__WHAT YOU HAVE TO DO__. Every entry that follows should be reproduced exactly.

## Start

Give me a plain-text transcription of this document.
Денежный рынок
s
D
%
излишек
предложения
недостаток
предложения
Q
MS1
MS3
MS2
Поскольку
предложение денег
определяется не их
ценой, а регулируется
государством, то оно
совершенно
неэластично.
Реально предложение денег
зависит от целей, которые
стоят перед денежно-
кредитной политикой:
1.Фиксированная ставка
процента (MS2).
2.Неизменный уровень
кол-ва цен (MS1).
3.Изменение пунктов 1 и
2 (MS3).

## End

__RESPONSE TO THE EXERCISE__.
Give me a plain-text transcription of this document.
Денежный рынок
s
D
%
излишек
предложения
недостаток
предложения
Q
MS1
MS3
MS2
Поскольку
предложение денег
определяется не их
ценой, а регулируется
государством, то оно
совершенно
неэластично.
Реально предложение денег
зависит от целей, которые
стоят перед денежно-
кредитной политикой:
1.Фиксированная ставка
процента (MS2).
2.Неизменный уровень
кол-ва цен (MS1).
3.Изменение пунктов 1 и
2 (MS3).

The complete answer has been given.